THE TASK —
All of the data below is to be repeated exactly, except for the pictures.

Data tied to figure images —
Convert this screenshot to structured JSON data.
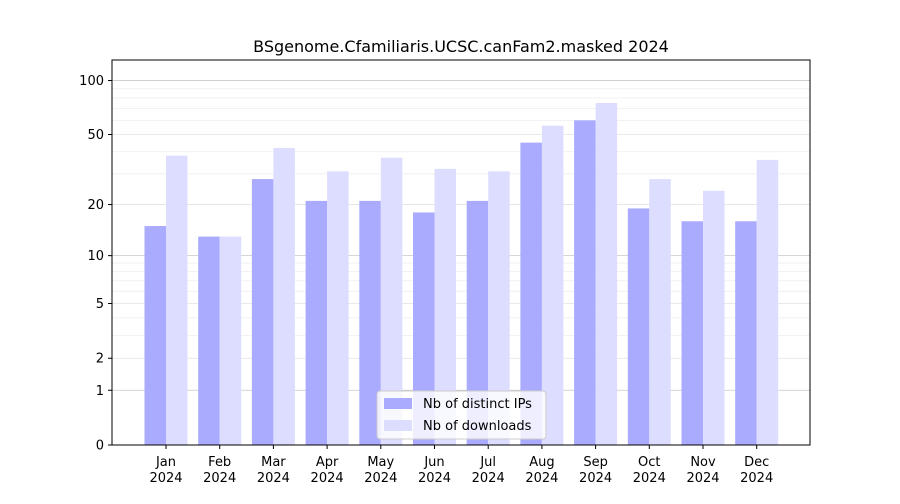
{
  "chart_data": {
    "type": "bar",
    "title": "BSgenome.Cfamiliaris.UCSC.canFam2.masked 2024",
    "xlabel": "",
    "ylabel": "",
    "y_scale": "log(1+y)",
    "ylim": [
      0,
      130
    ],
    "y_ticks": [
      "0",
      "1",
      "2",
      "5",
      "10",
      "20",
      "50",
      "100"
    ],
    "y_tick_values": [
      0,
      1,
      2,
      5,
      10,
      20,
      50,
      100
    ],
    "grid": "horizontal",
    "legend_position": "bottom-center",
    "categories": [
      [
        "Jan",
        "2024"
      ],
      [
        "Feb",
        "2024"
      ],
      [
        "Mar",
        "2024"
      ],
      [
        "Apr",
        "2024"
      ],
      [
        "May",
        "2024"
      ],
      [
        "Jun",
        "2024"
      ],
      [
        "Jul",
        "2024"
      ],
      [
        "Aug",
        "2024"
      ],
      [
        "Sep",
        "2024"
      ],
      [
        "Oct",
        "2024"
      ],
      [
        "Nov",
        "2024"
      ],
      [
        "Dec",
        "2024"
      ]
    ],
    "series": [
      {
        "name": "Nb of distinct IPs",
        "color": "#aaaaff",
        "values": [
          15,
          13,
          28,
          21,
          21,
          18,
          21,
          45,
          60,
          19,
          16,
          16
        ]
      },
      {
        "name": "Nb of downloads",
        "color": "#ddddff",
        "values": [
          38,
          13,
          42,
          31,
          37,
          32,
          31,
          56,
          75,
          28,
          24,
          36
        ]
      }
    ]
  }
}
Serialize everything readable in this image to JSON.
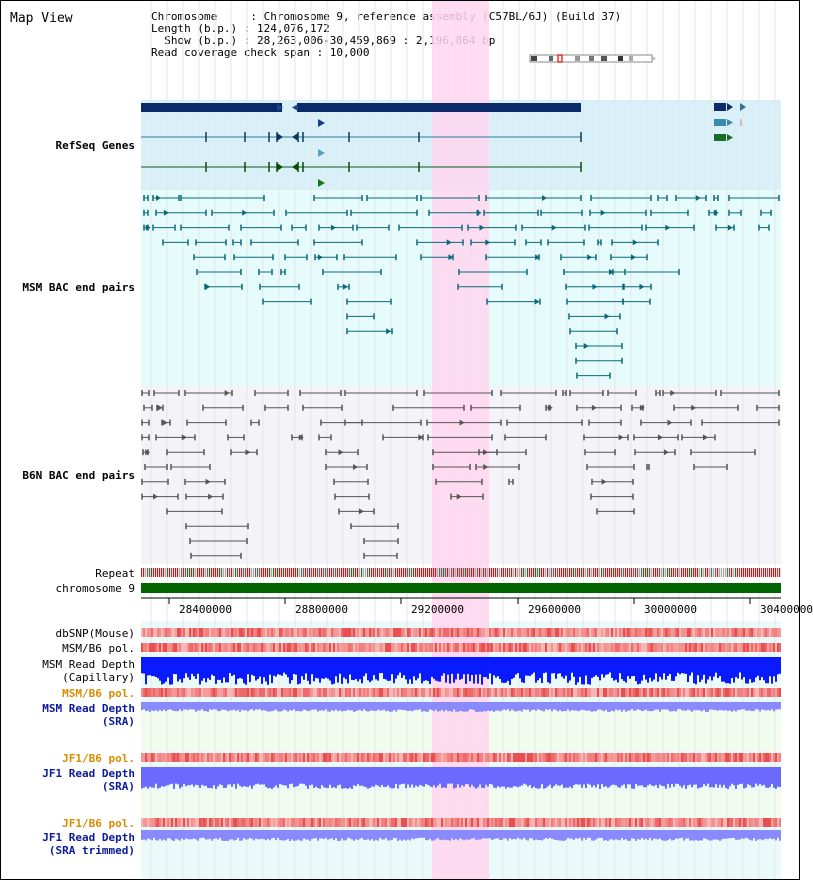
{
  "title": "Map View",
  "header": {
    "line1": "Chromosome     : Chromosome 9, reference assembly (C57BL/6J) (Build 37)",
    "line2": "Length (b.p.) : 124,076,172",
    "line3": "  Show (b.p.) : 28,263,006-30,459,869 : 2,196,864 bp",
    "line4": "Read coverage check span : 10,000"
  },
  "tracks": {
    "refseq": "RefSeq Genes",
    "msm_bac": "MSM BAC end pairs",
    "b6n_bac": "B6N BAC end pairs",
    "repeat": "Repeat",
    "chromosome": "chromosome 9",
    "dbsnp": "dbSNP(Mouse)",
    "msm_b6_pol_1": "MSM/B6 pol.",
    "msm_depth_cap_1": "MSM Read Depth",
    "msm_depth_cap_2": "(Capillary)",
    "msm_b6_pol_2": "MSM/B6 pol.",
    "msm_depth_sra_1": "MSM Read Depth",
    "msm_depth_sra_2": "(SRA)",
    "jf1_b6_pol_1": "JF1/B6 pol.",
    "jf1_depth_sra_1": "JF1 Read Depth",
    "jf1_depth_sra_2": "(SRA)",
    "jf1_b6_pol_2": "JF1/B6 pol.",
    "jf1_depth_trim_1": "JF1 Read Depth",
    "jf1_depth_trim_2": "(SRA trimmed)"
  },
  "axis": {
    "ticks": [
      "28400000",
      "28800000",
      "29200000",
      "29600000",
      "30000000",
      "30400000"
    ]
  },
  "colors": {
    "refseq_bg": "#d9f0f9",
    "msm_bg": "#e6fbfb",
    "b6n_bg": "#f4f4f8",
    "highlight": "#ffd6ee",
    "refseq_label": "#0a1a9a",
    "msm_label": "#006b80",
    "b6n_label": "#555555",
    "pol_label": "#d98c00",
    "depth_label": "#0a1a9a"
  }
}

WRITTEN ANSWER —
Convert this screenshot to structured JSON data.
{
  "chart_data": {
    "type": "bar",
    "title": "BSgenome.Cfamiliaris.UCSC.canFam2.masked 2024",
    "xlabel": "",
    "ylabel": "",
    "y_scale": "log(1+y)",
    "ylim": [
      0,
      130
    ],
    "y_ticks": [
      "0",
      "1",
      "2",
      "5",
      "10",
      "20",
      "50",
      "100"
    ],
    "y_tick_values": [
      0,
      1,
      2,
      5,
      10,
      20,
      50,
      100
    ],
    "grid": "horizontal",
    "legend_position": "bottom-center",
    "categories": [
      [
        "Jan",
        "2024"
      ],
      [
        "Feb",
        "2024"
      ],
      [
        "Mar",
        "2024"
      ],
      [
        "Apr",
        "2024"
      ],
      [
        "May",
        "2024"
      ],
      [
        "Jun",
        "2024"
      ],
      [
        "Jul",
        "2024"
      ],
      [
        "Aug",
        "2024"
      ],
      [
        "Sep",
        "2024"
      ],
      [
        "Oct",
        "2024"
      ],
      [
        "Nov",
        "2024"
      ],
      [
        "Dec",
        "2024"
      ]
    ],
    "series": [
      {
        "name": "Nb of distinct IPs",
        "color": "#aaaaff",
        "values": [
          15,
          13,
          28,
          21,
          21,
          18,
          21,
          45,
          60,
          19,
          16,
          16
        ]
      },
      {
        "name": "Nb of downloads",
        "color": "#ddddff",
        "values": [
          38,
          13,
          42,
          31,
          37,
          32,
          31,
          56,
          75,
          28,
          24,
          36
        ]
      }
    ]
  }
}
Serialize everything readable in this image to JSON.
{
  "title": "Map View",
  "header": {
    "line1": "Chromosome     : Chromosome 9, reference assembly (C57BL/6J) (Build 37)",
    "line2": "Length (b.p.) : 124,076,172",
    "line3": "  Show (b.p.) : 28,263,006-30,459,869 : 2,196,864 bp",
    "line4": "Read coverage check span : 10,000"
  },
  "tracks": {
    "refseq": "RefSeq Genes",
    "msm_bac": "MSM BAC end pairs",
    "b6n_bac": "B6N BAC end pairs",
    "repeat": "Repeat",
    "chromosome": "chromosome 9",
    "dbsnp": "dbSNP(Mouse)",
    "msm_b6_pol_1": "MSM/B6 pol.",
    "msm_depth_cap_1": "MSM Read Depth",
    "msm_depth_cap_2": "(Capillary)",
    "msm_b6_pol_2": "MSM/B6 pol.",
    "msm_depth_sra_1": "MSM Read Depth",
    "msm_depth_sra_2": "(SRA)",
    "jf1_b6_pol_1": "JF1/B6 pol.",
    "jf1_depth_sra_1": "JF1 Read Depth",
    "jf1_depth_sra_2": "(SRA)",
    "jf1_b6_pol_2": "JF1/B6 pol.",
    "jf1_depth_trim_1": "JF1 Read Depth",
    "jf1_depth_trim_2": "(SRA trimmed)"
  },
  "axis": {
    "ticks": [
      "28400000",
      "28800000",
      "29200000",
      "29600000",
      "30000000",
      "30400000"
    ]
  },
  "colors": {
    "refseq_bg": "#d9f0f9",
    "msm_bg": "#e6fbfb",
    "b6n_bg": "#f4f4f8",
    "highlight": "#ffd6ee",
    "refseq_label": "#0a1a9a",
    "msm_label": "#006b80",
    "b6n_label": "#555555",
    "pol_label": "#d98c00",
    "depth_label": "#0a1a9a"
  }
}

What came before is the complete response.